TO BE DONE: Repeat every record below exactly as it appears.

A block of data:
---+---
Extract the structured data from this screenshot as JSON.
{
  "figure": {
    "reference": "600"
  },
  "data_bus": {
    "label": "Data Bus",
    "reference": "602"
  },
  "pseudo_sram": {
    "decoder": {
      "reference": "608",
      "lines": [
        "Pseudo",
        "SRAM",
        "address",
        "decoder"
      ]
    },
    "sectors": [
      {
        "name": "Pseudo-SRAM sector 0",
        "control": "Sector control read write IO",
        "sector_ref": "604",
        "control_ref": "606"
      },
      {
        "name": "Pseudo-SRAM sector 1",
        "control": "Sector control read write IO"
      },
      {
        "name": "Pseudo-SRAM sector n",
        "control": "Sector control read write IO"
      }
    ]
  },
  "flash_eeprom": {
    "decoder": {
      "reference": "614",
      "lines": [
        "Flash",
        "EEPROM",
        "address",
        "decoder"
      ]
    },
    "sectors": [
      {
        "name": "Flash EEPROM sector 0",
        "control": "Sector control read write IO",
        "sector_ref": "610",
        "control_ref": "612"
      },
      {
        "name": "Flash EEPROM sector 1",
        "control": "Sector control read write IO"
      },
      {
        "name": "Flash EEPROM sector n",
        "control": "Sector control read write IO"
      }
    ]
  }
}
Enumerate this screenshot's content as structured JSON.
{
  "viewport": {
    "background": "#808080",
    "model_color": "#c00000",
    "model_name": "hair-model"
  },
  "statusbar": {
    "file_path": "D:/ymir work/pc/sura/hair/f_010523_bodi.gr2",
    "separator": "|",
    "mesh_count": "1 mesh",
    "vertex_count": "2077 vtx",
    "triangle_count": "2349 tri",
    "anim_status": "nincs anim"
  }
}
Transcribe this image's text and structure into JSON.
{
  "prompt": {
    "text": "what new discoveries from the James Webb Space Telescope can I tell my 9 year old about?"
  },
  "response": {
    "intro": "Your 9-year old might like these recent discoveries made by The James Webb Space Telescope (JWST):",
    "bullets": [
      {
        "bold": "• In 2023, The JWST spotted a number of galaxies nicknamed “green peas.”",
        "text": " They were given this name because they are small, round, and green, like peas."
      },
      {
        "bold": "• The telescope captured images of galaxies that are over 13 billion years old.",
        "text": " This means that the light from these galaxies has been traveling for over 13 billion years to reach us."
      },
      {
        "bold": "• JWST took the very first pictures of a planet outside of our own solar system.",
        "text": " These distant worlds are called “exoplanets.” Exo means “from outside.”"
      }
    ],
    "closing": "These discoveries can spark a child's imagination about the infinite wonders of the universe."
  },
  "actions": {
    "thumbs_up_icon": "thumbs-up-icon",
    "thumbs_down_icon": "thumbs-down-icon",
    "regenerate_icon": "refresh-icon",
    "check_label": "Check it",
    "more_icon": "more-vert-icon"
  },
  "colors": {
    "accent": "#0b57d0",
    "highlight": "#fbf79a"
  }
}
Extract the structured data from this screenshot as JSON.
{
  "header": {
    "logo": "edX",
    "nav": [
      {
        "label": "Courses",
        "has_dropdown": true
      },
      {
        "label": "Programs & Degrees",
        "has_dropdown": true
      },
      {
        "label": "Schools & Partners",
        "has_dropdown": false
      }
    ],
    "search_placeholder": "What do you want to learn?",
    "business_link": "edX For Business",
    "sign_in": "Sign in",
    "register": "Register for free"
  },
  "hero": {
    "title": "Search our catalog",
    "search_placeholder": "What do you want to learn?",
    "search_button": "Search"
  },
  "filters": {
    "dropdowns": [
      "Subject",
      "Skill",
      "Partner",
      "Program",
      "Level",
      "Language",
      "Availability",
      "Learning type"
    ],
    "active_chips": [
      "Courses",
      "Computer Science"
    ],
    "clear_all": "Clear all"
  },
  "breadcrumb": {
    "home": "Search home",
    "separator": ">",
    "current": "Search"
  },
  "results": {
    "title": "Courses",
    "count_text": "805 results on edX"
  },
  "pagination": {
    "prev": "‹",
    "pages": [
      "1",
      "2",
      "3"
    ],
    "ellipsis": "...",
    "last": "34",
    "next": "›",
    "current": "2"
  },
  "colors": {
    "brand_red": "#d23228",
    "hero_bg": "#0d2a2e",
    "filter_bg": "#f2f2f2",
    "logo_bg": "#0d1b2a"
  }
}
---+---
OUTPUT:
Extract the structured data from this screenshot as JSON.
{
  "figure": {
    "reference": "600"
  },
  "data_bus": {
    "label": "Data Bus",
    "reference": "602"
  },
  "pseudo_sram": {
    "decoder": {
      "reference": "608",
      "lines": [
        "Pseudo",
        "SRAM",
        "address",
        "decoder"
      ]
    },
    "sectors": [
      {
        "name": "Pseudo-SRAM sector 0",
        "control": "Sector control read write IO",
        "sector_ref": "604",
        "control_ref": "606"
      },
      {
        "name": "Pseudo-SRAM sector 1",
        "control": "Sector control read write IO"
      },
      {
        "name": "Pseudo-SRAM sector n",
        "control": "Sector control read write IO"
      }
    ]
  },
  "flash_eeprom": {
    "decoder": {
      "reference": "614",
      "lines": [
        "Flash",
        "EEPROM",
        "address",
        "decoder"
      ]
    },
    "sectors": [
      {
        "name": "Flash EEPROM sector 0",
        "control": "Sector control read write IO",
        "sector_ref": "610",
        "control_ref": "612"
      },
      {
        "name": "Flash EEPROM sector 1",
        "control": "Sector control read write IO"
      },
      {
        "name": "Flash EEPROM sector n",
        "control": "Sector control read write IO"
      }
    ]
  }
}
Enumerate this screenshot's content as structured JSON.
{
  "viewport": {
    "background": "#808080",
    "model_color": "#c00000",
    "model_name": "hair-model"
  },
  "statusbar": {
    "file_path": "D:/ymir work/pc/sura/hair/f_010523_bodi.gr2",
    "separator": "|",
    "mesh_count": "1 mesh",
    "vertex_count": "2077 vtx",
    "triangle_count": "2349 tri",
    "anim_status": "nincs anim"
  }
}
Transcribe this image's text and structure into JSON.
{
  "prompt": {
    "text": "what new discoveries from the James Webb Space Telescope can I tell my 9 year old about?"
  },
  "response": {
    "intro": "Your 9-year old might like these recent discoveries made by The James Webb Space Telescope (JWST):",
    "bullets": [
      {
        "bold": "• In 2023, The JWST spotted a number of galaxies nicknamed “green peas.”",
        "text": " They were given this name because they are small, round, and green, like peas."
      },
      {
        "bold": "• The telescope captured images of galaxies that are over 13 billion years old.",
        "text": " This means that the light from these galaxies has been traveling for over 13 billion years to reach us."
      },
      {
        "bold": "• JWST took the very first pictures of a planet outside of our own solar system.",
        "text": " These distant worlds are called “exoplanets.” Exo means “from outside.”"
      }
    ],
    "closing": "These discoveries can spark a child's imagination about the infinite wonders of the universe."
  },
  "actions": {
    "thumbs_up_icon": "thumbs-up-icon",
    "thumbs_down_icon": "thumbs-down-icon",
    "regenerate_icon": "refresh-icon",
    "check_label": "Check it",
    "more_icon": "more-vert-icon"
  },
  "colors": {
    "accent": "#0b57d0",
    "highlight": "#fbf79a"
  }
}
Extract the structured data from this screenshot as JSON.
{
  "header": {
    "logo": "edX",
    "nav": [
      {
        "label": "Courses",
        "has_dropdown": true
      },
      {
        "label": "Programs & Degrees",
        "has_dropdown": true
      },
      {
        "label": "Schools & Partners",
        "has_dropdown": false
      }
    ],
    "search_placeholder": "What do you want to learn?",
    "business_link": "edX For Business",
    "sign_in": "Sign in",
    "register": "Register for free"
  },
  "hero": {
    "title": "Search our catalog",
    "search_placeholder": "What do you want to learn?",
    "search_button": "Search"
  },
  "filters": {
    "dropdowns": [
      "Subject",
      "Skill",
      "Partner",
      "Program",
      "Level",
      "Language",
      "Availability",
      "Learning type"
    ],
    "active_chips": [
      "Courses",
      "Computer Science"
    ],
    "clear_all": "Clear all"
  },
  "breadcrumb": {
    "home": "Search home",
    "separator": ">",
    "current": "Search"
  },
  "results": {
    "title": "Courses",
    "count_text": "805 results on edX"
  },
  "pagination": {
    "prev": "‹",
    "pages": [
      "1",
      "2",
      "3"
    ],
    "ellipsis": "...",
    "last": "34",
    "next": "›",
    "current": "2"
  },
  "colors": {
    "brand_red": "#d23228",
    "hero_bg": "#0d2a2e",
    "filter_bg": "#f2f2f2",
    "logo_bg": "#0d1b2a"
  }
}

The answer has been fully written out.